(Records from a collection)
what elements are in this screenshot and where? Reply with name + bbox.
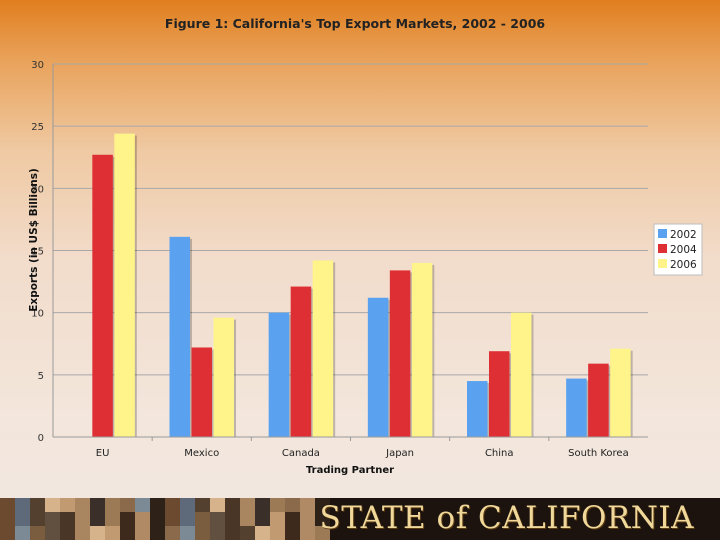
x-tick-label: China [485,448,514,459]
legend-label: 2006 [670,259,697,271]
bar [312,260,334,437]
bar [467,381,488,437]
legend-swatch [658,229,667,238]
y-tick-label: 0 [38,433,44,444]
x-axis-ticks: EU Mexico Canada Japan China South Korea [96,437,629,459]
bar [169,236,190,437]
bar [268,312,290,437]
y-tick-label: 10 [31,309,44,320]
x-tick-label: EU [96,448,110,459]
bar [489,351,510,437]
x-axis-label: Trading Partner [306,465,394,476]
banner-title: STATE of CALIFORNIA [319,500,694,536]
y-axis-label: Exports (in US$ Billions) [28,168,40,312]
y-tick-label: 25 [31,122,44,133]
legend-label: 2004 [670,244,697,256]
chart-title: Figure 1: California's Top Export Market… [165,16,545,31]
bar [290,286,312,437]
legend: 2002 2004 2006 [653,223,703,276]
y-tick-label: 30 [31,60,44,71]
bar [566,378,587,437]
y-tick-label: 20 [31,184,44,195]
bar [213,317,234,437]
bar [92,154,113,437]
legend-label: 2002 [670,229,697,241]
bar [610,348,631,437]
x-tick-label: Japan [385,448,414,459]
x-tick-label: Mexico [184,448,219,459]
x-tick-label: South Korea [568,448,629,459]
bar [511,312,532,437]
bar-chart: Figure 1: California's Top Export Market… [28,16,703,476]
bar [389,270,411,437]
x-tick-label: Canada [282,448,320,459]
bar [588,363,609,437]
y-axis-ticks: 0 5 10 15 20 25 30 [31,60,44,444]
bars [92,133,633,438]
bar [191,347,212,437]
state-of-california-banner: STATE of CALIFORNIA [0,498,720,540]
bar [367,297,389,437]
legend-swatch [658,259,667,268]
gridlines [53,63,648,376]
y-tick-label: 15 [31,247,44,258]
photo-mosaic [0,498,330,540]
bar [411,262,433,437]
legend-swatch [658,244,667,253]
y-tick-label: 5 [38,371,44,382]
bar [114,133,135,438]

--

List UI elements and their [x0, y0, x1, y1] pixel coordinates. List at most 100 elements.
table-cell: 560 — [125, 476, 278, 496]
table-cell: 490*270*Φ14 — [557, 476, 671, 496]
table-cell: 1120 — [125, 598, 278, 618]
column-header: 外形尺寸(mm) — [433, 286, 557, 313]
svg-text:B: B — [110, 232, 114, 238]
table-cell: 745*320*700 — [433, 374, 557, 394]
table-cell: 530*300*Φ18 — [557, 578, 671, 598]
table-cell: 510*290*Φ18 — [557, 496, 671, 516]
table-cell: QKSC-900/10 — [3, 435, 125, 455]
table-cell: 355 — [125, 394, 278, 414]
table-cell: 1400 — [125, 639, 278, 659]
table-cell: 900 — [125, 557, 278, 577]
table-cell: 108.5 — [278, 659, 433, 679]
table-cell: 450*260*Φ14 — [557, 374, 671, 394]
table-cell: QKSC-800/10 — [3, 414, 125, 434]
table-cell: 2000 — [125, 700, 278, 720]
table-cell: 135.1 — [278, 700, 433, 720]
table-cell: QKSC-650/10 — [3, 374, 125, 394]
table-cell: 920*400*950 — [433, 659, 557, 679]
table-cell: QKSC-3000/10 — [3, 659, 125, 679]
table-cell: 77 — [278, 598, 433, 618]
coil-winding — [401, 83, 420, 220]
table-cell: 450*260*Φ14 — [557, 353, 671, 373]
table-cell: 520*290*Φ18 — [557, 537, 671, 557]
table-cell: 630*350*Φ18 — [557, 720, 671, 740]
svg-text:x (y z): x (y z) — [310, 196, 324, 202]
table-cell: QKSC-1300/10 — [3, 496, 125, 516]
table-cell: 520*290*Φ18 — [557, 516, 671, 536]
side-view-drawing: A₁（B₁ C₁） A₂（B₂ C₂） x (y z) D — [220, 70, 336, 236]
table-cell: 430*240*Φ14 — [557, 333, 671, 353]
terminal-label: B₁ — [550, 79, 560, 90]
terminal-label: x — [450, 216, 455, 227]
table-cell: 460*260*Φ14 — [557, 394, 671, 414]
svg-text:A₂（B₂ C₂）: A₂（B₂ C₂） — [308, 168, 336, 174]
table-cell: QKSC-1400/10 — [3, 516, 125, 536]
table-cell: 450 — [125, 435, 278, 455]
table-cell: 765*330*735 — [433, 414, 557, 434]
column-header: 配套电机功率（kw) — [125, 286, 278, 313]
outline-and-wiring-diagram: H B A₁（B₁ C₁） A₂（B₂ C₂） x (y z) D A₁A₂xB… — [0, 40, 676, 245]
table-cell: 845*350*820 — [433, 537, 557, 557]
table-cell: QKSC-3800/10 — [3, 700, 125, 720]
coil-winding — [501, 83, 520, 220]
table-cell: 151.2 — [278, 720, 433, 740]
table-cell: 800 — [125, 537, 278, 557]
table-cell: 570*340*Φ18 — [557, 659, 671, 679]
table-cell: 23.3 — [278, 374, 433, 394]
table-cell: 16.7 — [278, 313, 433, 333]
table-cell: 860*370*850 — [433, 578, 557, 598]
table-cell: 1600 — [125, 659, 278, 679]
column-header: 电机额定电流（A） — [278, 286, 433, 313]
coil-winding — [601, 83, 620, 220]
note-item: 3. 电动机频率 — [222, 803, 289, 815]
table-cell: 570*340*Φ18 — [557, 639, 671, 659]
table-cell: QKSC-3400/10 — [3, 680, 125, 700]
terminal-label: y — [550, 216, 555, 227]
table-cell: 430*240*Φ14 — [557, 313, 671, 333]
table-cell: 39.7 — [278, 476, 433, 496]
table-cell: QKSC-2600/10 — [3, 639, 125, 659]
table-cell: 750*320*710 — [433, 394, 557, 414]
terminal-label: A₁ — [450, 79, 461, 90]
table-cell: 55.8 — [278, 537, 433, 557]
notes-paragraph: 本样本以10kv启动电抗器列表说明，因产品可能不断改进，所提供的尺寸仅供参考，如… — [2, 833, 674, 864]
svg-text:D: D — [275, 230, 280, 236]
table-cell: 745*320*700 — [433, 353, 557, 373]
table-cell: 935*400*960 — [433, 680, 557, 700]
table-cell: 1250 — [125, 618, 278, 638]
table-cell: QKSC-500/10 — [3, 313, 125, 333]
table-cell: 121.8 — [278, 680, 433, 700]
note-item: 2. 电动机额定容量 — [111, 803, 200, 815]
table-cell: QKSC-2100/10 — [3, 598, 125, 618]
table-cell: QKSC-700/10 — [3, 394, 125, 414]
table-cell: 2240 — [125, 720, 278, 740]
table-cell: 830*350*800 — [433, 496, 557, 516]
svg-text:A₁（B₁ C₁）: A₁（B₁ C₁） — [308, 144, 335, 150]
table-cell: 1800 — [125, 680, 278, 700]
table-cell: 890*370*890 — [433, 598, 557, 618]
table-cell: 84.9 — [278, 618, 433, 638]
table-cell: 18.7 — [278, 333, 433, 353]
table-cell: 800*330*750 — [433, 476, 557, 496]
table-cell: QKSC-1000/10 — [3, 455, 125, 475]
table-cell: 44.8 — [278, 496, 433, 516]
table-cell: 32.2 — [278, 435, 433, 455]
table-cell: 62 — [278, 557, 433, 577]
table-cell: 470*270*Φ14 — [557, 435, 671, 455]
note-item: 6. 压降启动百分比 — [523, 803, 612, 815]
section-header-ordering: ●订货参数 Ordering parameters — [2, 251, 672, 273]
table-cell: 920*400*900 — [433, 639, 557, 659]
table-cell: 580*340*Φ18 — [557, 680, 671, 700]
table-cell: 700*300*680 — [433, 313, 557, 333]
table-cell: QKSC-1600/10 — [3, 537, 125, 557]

**INSTRUCTIONS FOR THE TASK**: Turn everything from the line containing "List UI elements" down to the line containing "table-cell: 108.5 — [278, 659, 433, 679]" into a JSON list of strings, one string per line, with blank lines left out.

**THE SOLUTION**:
[
  "List UI elements and their [x0, y0, x1, y1] pixel coordinates. List at most 100 elements.",
  "table-cell: 560 — [125, 476, 278, 496]",
  "table-cell: 490*270*Φ14 — [557, 476, 671, 496]",
  "table-cell: 1120 — [125, 598, 278, 618]",
  "column-header: 外形尺寸(mm) — [433, 286, 557, 313]",
  "svg-text:B: B — [110, 232, 114, 238]",
  "table-cell: 745*320*700 — [433, 374, 557, 394]",
  "table-cell: 530*300*Φ18 — [557, 578, 671, 598]",
  "table-cell: 510*290*Φ18 — [557, 496, 671, 516]",
  "table-cell: QKSC-900/10 — [3, 435, 125, 455]",
  "table-cell: 355 — [125, 394, 278, 414]",
  "table-cell: 1400 — [125, 639, 278, 659]",
  "table-cell: 900 — [125, 557, 278, 577]",
  "table-cell: 108.5 — [278, 659, 433, 679]"
]